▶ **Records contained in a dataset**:
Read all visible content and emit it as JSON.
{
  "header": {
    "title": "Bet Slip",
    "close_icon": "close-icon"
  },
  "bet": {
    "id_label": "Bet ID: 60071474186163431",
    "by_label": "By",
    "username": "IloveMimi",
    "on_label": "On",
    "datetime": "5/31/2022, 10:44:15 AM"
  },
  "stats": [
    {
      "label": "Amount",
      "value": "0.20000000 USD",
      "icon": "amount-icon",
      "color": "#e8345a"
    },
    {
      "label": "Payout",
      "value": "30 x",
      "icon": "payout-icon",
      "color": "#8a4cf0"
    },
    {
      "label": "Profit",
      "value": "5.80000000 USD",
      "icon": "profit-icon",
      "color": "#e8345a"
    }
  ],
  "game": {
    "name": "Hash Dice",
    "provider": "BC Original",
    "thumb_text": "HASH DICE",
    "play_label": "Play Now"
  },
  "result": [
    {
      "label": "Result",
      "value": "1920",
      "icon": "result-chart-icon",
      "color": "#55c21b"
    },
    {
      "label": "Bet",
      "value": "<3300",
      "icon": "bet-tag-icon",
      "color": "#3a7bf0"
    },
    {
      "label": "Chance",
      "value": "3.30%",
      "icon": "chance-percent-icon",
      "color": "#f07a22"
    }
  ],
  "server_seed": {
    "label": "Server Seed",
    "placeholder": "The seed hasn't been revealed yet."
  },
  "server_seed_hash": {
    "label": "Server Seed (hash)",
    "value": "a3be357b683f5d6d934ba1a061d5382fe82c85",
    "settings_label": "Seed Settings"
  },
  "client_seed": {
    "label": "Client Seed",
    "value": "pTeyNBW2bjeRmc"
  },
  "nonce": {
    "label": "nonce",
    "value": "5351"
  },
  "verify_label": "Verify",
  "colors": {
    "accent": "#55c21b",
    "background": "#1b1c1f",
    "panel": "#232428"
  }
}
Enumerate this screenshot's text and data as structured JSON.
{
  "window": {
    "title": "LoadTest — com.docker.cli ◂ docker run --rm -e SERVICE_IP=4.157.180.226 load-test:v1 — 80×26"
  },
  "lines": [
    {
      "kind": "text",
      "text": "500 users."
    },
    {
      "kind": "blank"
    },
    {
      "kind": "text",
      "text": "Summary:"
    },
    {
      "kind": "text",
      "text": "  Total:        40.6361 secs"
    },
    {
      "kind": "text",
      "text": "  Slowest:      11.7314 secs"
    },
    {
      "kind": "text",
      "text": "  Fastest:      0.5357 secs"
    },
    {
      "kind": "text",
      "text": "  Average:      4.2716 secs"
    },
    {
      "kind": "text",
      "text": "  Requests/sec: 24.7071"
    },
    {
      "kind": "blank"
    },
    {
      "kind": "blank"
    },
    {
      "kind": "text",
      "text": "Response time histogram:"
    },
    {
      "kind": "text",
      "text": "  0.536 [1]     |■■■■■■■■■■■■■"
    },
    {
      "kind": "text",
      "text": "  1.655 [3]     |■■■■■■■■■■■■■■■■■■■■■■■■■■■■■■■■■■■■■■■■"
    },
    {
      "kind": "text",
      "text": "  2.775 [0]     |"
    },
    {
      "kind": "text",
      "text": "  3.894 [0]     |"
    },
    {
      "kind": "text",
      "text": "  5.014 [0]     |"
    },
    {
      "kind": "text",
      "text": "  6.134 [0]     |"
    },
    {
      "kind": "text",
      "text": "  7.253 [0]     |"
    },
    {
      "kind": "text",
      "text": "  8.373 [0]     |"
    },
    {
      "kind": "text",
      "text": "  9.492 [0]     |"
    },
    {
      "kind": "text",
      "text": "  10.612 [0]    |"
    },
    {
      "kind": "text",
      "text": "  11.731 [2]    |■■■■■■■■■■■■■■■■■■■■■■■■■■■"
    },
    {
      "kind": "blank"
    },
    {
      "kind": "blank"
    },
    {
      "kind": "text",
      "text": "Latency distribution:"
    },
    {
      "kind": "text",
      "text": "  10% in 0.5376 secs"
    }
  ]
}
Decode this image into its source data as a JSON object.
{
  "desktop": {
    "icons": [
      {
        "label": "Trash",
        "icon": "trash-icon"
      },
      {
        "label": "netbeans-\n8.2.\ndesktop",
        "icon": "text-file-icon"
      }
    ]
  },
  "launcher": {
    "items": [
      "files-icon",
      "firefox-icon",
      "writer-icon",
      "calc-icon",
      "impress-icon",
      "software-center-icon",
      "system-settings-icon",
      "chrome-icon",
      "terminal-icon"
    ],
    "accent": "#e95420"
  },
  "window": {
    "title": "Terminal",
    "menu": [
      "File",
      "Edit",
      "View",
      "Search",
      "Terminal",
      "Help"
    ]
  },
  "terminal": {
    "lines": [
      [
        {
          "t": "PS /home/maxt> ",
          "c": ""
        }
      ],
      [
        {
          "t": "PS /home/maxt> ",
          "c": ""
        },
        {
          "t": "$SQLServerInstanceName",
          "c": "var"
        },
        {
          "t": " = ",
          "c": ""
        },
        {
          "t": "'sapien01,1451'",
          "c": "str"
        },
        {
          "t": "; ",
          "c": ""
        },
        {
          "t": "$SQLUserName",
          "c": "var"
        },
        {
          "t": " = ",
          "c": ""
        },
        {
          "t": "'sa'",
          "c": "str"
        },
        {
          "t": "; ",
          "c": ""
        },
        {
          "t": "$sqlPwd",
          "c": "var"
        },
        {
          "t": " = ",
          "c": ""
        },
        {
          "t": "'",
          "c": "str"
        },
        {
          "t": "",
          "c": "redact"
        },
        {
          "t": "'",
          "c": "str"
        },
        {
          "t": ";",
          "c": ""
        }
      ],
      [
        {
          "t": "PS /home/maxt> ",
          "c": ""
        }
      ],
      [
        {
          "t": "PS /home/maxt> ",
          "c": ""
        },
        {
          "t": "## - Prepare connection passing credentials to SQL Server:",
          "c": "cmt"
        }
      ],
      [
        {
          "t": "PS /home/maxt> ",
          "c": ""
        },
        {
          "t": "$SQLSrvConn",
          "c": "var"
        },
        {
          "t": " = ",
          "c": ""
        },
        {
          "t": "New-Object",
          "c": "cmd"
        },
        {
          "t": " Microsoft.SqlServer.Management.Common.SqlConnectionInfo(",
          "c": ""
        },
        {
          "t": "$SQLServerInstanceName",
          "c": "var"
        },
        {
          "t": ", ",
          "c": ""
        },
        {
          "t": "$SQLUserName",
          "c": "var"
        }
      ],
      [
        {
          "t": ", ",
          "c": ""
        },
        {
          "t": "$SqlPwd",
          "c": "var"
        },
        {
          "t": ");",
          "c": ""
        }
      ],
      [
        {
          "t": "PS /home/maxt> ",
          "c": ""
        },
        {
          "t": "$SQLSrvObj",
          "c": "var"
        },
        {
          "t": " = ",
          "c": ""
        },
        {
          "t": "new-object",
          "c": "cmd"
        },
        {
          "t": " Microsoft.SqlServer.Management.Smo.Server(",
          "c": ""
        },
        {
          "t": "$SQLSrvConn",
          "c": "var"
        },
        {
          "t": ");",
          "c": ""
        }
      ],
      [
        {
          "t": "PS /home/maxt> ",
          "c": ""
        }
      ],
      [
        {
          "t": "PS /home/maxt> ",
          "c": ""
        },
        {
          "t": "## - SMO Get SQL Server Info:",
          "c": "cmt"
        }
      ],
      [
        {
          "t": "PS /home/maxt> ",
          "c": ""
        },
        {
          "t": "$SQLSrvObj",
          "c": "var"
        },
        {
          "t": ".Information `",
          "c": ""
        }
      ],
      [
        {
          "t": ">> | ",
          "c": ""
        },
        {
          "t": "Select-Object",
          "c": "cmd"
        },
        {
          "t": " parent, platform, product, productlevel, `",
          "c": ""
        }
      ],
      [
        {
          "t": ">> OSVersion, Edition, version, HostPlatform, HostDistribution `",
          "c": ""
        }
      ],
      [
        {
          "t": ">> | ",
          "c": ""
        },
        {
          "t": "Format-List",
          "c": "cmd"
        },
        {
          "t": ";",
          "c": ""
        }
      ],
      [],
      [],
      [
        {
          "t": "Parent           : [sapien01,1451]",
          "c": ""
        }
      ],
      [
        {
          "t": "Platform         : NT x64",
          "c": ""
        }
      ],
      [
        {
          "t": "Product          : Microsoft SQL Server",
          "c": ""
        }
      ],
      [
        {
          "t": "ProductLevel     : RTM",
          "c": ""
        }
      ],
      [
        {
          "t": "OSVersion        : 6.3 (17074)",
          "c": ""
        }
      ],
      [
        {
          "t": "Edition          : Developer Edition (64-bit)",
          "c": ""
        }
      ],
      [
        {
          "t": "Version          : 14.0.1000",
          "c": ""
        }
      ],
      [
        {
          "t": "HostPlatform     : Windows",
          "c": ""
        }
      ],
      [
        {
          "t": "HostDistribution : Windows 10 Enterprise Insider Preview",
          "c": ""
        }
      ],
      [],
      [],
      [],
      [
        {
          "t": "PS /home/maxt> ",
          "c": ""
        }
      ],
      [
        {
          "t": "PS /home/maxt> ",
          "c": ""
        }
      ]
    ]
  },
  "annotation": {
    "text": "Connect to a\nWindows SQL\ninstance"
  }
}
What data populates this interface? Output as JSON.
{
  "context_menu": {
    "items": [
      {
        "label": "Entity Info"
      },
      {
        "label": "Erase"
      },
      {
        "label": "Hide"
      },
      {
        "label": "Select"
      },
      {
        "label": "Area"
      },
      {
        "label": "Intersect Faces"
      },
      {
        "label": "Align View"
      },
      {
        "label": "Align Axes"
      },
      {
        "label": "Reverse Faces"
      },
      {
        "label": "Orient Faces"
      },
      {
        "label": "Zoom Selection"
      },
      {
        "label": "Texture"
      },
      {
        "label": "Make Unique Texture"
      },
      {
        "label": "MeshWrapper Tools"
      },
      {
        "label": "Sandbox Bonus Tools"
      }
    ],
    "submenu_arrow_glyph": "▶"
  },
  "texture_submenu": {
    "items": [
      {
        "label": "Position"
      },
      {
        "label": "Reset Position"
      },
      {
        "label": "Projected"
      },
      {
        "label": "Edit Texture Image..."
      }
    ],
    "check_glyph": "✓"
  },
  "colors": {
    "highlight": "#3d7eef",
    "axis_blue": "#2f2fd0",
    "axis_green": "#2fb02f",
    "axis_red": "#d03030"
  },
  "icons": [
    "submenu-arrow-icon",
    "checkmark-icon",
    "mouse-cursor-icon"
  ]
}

▶ **Goal of the exercise**: What are the lines from the one with "What data populates" through the last line of the records above? Quote them exactly and add nothing.

▶ **Exercise result**:
What data populates this interface? Output as JSON.
{
  "context_menu": {
    "items": [
      {
        "label": "Entity Info"
      },
      {
        "label": "Erase"
      },
      {
        "label": "Hide"
      },
      {
        "label": "Select"
      },
      {
        "label": "Area"
      },
      {
        "label": "Intersect Faces"
      },
      {
        "label": "Align View"
      },
      {
        "label": "Align Axes"
      },
      {
        "label": "Reverse Faces"
      },
      {
        "label": "Orient Faces"
      },
      {
        "label": "Zoom Selection"
      },
      {
        "label": "Texture"
      },
      {
        "label": "Make Unique Texture"
      },
      {
        "label": "MeshWrapper Tools"
      },
      {
        "label": "Sandbox Bonus Tools"
      }
    ],
    "submenu_arrow_glyph": "▶"
  },
  "texture_submenu": {
    "items": [
      {
        "label": "Position"
      },
      {
        "label": "Reset Position"
      },
      {
        "label": "Projected"
      },
      {
        "label": "Edit Texture Image..."
      }
    ],
    "check_glyph": "✓"
  },
  "colors": {
    "highlight": "#3d7eef",
    "axis_blue": "#2f2fd0",
    "axis_green": "#2fb02f",
    "axis_red": "#d03030"
  },
  "icons": [
    "submenu-arrow-icon",
    "checkmark-icon",
    "mouse-cursor-icon"
  ]
}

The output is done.